-- Start of Available records --

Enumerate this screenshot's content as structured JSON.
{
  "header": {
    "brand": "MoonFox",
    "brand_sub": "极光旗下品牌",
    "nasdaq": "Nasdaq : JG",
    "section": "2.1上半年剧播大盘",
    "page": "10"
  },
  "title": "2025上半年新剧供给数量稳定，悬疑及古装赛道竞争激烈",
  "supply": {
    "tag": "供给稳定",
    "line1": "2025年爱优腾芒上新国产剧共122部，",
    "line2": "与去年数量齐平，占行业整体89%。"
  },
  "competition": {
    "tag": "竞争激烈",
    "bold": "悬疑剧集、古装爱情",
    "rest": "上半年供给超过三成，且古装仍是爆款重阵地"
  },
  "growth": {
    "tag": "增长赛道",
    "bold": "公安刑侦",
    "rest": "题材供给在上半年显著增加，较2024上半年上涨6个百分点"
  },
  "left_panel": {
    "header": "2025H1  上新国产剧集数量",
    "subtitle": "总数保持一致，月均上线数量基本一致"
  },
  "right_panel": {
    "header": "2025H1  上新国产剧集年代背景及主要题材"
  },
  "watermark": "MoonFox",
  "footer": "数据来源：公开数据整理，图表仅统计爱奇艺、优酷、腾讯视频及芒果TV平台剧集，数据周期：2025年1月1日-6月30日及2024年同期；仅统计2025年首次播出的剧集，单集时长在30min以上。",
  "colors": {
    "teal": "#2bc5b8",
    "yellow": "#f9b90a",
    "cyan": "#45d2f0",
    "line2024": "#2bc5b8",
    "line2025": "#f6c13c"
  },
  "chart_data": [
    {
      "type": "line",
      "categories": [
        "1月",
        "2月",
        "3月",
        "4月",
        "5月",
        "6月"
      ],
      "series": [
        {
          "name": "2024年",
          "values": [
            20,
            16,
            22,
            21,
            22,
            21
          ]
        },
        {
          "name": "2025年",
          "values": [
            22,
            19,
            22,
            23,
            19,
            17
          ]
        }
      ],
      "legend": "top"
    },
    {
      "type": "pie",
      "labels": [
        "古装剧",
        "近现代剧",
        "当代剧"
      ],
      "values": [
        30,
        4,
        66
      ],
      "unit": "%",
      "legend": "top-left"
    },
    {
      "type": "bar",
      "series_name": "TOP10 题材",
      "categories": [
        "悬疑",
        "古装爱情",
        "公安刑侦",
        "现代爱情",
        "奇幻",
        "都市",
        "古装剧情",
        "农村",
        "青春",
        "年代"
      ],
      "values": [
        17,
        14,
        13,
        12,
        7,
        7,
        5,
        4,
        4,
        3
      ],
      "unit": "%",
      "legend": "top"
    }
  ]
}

-- End of Available records --

> Brief
Locate the string "rest" in the listing above and copy every line where it occurs.

> Output for this task
    "rest": "上半年供给超过三成，且古装仍是爆款重阵地"
    "rest": "题材供给在上半年显著增加，较2024上半年上涨6个百分点"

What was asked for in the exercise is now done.